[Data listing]

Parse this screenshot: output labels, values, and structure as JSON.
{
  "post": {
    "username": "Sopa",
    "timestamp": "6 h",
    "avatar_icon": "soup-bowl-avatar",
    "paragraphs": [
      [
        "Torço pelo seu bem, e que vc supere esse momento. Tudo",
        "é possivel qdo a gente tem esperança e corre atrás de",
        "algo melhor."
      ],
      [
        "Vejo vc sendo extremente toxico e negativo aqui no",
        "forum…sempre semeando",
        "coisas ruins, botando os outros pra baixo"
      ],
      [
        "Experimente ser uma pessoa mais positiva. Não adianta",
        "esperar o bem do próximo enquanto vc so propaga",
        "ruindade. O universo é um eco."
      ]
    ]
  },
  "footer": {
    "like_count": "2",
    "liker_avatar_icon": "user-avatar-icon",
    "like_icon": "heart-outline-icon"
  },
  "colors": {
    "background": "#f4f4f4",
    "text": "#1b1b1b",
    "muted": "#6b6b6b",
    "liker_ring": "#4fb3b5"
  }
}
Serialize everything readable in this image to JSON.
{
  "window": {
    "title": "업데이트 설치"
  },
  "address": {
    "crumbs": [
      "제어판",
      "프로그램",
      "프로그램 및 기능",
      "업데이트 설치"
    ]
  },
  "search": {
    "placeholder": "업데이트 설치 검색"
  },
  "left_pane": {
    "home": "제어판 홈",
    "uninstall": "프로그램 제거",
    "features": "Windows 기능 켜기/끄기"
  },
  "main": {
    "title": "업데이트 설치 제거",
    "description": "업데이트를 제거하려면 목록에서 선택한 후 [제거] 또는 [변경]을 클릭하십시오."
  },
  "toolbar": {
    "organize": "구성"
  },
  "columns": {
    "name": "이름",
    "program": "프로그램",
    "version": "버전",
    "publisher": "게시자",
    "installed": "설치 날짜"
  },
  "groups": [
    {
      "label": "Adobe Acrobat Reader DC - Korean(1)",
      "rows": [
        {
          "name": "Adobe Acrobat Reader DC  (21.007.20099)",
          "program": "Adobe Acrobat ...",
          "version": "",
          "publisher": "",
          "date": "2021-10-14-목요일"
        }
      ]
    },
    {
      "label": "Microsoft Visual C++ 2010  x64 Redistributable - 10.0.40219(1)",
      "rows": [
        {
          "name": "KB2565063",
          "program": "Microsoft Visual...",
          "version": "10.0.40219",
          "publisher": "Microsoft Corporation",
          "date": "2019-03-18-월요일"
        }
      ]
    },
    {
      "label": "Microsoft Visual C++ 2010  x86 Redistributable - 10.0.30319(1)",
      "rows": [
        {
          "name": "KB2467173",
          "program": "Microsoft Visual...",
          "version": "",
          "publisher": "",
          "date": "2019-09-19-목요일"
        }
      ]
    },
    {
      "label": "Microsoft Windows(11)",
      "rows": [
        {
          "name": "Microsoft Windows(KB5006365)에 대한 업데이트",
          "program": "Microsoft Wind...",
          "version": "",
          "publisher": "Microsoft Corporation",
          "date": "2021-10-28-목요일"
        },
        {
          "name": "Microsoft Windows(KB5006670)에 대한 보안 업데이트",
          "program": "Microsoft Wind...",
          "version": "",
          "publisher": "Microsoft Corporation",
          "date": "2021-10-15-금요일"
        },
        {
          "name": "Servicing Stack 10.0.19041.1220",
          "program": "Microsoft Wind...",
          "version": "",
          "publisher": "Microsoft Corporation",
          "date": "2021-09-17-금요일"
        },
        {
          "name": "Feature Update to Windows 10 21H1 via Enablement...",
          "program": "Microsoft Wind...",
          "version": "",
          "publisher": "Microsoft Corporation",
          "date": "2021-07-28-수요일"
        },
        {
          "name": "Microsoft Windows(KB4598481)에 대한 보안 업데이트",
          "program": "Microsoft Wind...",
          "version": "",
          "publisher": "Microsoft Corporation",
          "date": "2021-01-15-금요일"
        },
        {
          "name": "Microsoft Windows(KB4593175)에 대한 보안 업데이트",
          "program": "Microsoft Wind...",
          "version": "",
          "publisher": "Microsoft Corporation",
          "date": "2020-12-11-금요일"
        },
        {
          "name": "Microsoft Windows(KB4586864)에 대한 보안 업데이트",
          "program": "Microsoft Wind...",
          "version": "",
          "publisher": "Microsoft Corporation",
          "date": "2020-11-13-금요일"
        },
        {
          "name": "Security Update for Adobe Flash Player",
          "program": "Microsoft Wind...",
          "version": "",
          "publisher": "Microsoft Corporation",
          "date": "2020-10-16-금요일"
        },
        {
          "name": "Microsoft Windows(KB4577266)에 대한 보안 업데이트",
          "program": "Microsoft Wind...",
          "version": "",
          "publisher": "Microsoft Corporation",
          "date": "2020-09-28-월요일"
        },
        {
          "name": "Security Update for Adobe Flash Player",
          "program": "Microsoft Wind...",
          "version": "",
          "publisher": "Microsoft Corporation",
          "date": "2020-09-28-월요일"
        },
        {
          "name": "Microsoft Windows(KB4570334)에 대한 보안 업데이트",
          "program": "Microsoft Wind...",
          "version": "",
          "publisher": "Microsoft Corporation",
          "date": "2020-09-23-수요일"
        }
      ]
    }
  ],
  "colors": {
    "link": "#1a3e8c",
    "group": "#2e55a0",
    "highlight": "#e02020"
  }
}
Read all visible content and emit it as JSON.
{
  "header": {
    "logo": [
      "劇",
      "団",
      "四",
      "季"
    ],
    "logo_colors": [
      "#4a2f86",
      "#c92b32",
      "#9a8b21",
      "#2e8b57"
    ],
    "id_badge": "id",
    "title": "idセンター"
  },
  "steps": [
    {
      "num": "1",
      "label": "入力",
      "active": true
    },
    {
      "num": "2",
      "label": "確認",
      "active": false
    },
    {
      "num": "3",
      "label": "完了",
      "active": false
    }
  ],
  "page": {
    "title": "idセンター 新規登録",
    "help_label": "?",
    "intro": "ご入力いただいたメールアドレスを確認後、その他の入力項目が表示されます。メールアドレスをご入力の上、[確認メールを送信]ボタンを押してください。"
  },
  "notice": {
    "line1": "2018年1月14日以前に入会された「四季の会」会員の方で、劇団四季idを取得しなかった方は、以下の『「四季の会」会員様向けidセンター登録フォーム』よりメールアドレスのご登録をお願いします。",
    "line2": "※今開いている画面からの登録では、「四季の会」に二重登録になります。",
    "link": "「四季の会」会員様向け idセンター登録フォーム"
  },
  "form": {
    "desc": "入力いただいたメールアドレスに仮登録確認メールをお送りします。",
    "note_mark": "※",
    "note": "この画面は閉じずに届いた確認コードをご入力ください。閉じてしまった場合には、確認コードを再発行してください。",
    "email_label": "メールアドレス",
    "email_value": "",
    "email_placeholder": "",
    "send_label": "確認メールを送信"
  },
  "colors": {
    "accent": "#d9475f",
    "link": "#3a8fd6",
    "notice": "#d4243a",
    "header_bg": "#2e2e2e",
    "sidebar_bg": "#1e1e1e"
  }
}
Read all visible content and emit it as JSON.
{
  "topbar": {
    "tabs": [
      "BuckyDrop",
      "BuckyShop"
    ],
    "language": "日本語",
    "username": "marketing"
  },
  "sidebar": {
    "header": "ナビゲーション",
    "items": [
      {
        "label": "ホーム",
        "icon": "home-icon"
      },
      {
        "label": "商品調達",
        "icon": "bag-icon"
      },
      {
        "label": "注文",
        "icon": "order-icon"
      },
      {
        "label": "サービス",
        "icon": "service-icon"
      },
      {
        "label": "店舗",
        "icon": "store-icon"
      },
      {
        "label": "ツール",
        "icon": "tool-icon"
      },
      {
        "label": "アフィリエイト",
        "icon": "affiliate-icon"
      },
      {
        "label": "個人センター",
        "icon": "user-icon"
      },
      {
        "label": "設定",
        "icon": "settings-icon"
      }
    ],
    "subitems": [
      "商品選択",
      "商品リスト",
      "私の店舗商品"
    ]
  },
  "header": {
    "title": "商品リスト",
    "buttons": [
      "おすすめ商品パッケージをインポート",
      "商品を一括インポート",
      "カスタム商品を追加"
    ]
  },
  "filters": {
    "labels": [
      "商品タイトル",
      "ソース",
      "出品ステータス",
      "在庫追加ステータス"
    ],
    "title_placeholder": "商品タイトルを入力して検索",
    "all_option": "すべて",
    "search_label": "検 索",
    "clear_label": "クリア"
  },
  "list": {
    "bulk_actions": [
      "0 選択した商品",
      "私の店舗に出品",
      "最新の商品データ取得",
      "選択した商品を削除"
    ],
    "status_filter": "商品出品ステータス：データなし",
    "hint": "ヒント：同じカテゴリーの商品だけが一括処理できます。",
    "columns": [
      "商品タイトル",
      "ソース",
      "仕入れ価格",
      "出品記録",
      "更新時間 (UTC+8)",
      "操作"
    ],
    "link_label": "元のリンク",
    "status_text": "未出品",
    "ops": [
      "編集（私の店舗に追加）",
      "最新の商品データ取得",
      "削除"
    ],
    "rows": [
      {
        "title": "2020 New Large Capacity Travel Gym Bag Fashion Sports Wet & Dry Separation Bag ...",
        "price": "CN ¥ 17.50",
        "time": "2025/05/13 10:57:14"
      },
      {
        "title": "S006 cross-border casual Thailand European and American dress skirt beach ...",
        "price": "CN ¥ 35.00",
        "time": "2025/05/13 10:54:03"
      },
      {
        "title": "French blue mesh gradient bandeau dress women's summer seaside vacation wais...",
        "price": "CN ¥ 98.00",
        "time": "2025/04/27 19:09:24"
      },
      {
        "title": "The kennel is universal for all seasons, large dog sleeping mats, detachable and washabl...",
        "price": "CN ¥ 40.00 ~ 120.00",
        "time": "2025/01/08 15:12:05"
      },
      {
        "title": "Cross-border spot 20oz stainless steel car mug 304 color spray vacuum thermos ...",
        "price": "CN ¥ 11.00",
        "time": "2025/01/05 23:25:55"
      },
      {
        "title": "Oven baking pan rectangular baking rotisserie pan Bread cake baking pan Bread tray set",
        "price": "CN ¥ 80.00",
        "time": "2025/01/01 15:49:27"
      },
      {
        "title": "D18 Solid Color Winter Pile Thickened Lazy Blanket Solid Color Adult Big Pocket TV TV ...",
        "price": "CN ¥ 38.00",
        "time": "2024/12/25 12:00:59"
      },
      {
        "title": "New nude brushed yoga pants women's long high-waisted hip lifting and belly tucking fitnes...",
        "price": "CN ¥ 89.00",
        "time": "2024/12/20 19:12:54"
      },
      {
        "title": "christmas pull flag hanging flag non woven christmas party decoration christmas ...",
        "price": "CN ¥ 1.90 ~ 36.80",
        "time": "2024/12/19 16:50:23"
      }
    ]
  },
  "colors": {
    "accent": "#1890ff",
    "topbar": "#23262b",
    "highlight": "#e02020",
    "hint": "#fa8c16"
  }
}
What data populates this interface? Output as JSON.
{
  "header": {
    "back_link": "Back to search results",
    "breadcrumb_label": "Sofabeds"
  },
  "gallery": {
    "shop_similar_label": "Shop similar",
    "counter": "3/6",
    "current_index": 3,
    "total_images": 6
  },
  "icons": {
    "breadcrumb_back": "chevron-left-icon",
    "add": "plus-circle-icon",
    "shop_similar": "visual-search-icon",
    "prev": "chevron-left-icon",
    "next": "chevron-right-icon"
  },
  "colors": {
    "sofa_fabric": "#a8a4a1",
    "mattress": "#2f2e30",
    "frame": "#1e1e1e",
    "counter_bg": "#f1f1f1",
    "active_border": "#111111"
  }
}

*Short exercise*
Quote exactly the line containing "What data populates" and every later line through the end of the listing, and no other lines.

*Expected answer*
What data populates this interface? Output as JSON.
{
  "header": {
    "back_link": "Back to search results",
    "breadcrumb_label": "Sofabeds"
  },
  "gallery": {
    "shop_similar_label": "Shop similar",
    "counter": "3/6",
    "current_index": 3,
    "total_images": 6
  },
  "icons": {
    "breadcrumb_back": "chevron-left-icon",
    "add": "plus-circle-icon",
    "shop_similar": "visual-search-icon",
    "prev": "chevron-left-icon",
    "next": "chevron-right-icon"
  },
  "colors": {
    "sofa_fabric": "#a8a4a1",
    "mattress": "#2f2e30",
    "frame": "#1e1e1e",
    "counter_bg": "#f1f1f1",
    "active_border": "#111111"
  }
}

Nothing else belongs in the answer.